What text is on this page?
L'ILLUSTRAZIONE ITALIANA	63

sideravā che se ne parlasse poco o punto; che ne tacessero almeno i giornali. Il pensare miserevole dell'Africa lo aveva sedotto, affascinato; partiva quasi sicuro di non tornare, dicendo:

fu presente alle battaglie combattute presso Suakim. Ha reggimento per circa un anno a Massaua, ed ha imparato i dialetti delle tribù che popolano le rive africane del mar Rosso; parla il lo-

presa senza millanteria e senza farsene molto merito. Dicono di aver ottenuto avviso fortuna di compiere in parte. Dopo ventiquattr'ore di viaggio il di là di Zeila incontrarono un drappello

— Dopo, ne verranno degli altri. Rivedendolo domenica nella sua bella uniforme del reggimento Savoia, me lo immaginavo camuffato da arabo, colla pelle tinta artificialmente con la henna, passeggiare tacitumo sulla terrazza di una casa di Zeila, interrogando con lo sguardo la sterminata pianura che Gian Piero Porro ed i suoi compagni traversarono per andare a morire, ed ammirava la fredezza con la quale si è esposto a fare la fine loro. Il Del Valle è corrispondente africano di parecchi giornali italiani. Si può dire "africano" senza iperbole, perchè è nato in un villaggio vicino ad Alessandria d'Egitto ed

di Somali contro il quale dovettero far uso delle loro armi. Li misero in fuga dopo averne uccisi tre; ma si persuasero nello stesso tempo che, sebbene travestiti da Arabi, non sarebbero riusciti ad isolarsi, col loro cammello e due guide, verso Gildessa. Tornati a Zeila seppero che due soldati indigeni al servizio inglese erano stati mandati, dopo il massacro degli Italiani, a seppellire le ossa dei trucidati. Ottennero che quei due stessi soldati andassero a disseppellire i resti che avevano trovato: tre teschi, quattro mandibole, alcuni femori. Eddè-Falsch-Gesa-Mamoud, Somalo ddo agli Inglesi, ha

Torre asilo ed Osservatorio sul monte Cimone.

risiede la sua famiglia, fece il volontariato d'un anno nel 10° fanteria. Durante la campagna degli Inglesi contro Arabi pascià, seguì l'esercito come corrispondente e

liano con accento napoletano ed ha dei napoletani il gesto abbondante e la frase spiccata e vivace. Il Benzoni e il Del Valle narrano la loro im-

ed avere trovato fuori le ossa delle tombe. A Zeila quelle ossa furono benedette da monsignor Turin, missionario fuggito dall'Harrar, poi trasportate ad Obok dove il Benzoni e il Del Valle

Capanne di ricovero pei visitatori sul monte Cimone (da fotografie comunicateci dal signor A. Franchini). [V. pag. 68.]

§ **Task goal**: Show each line holding the word "Cimone".

§ **Expected answer**:
Torre asilo ed Osservatorio sul monte Cimone.
Capanne di ricovero pei visitatori sul monte Cimone (da fotografie comunicateci dal signor A. Franchini). [V. pag. 68.]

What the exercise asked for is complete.